=== RECORDS FOR THE EXERCISE ===

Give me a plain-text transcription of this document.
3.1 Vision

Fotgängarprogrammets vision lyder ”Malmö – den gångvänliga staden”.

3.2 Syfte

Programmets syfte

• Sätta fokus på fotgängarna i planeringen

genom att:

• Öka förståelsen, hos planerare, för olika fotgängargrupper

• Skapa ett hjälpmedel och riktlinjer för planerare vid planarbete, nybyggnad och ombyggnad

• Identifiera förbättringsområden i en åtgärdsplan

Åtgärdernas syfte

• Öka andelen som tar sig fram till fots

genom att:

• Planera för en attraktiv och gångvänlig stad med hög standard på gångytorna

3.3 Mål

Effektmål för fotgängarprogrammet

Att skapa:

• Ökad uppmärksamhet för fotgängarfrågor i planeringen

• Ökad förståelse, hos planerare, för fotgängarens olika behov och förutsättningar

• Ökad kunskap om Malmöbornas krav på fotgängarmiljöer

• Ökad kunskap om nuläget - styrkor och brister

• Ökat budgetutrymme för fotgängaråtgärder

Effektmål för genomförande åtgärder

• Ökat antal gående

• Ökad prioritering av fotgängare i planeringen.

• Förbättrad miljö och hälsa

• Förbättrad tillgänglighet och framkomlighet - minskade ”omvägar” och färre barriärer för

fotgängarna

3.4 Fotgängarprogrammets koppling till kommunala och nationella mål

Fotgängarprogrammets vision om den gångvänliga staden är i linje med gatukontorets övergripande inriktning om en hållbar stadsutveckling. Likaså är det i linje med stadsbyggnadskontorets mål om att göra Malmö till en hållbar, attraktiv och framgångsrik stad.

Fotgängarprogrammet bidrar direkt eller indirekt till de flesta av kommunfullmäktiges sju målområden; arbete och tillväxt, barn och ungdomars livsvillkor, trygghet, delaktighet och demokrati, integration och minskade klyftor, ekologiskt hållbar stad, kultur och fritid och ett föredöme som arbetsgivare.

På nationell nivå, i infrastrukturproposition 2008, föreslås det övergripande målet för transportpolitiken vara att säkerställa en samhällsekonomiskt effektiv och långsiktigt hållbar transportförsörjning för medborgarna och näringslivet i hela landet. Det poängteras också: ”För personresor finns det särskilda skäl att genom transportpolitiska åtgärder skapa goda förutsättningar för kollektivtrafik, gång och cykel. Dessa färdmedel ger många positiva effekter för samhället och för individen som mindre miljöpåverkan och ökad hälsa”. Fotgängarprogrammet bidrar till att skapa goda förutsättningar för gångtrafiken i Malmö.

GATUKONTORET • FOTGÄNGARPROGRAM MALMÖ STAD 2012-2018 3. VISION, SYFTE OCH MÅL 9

===

• [DIRECTIONS FOR THIS TASK] Every line that contains "planerare" should be copied out of the data.

• [WRITTEN REPLY]
• Öka förståelsen, hos planerare, för olika fotgängargrupper
• Skapa ett hjälpmedel och riktlinjer för planerare vid planarbete, nybyggnad och ombyggnad
• Ökad förståelse, hos planerare, för fotgängarens olika behov och förutsättningar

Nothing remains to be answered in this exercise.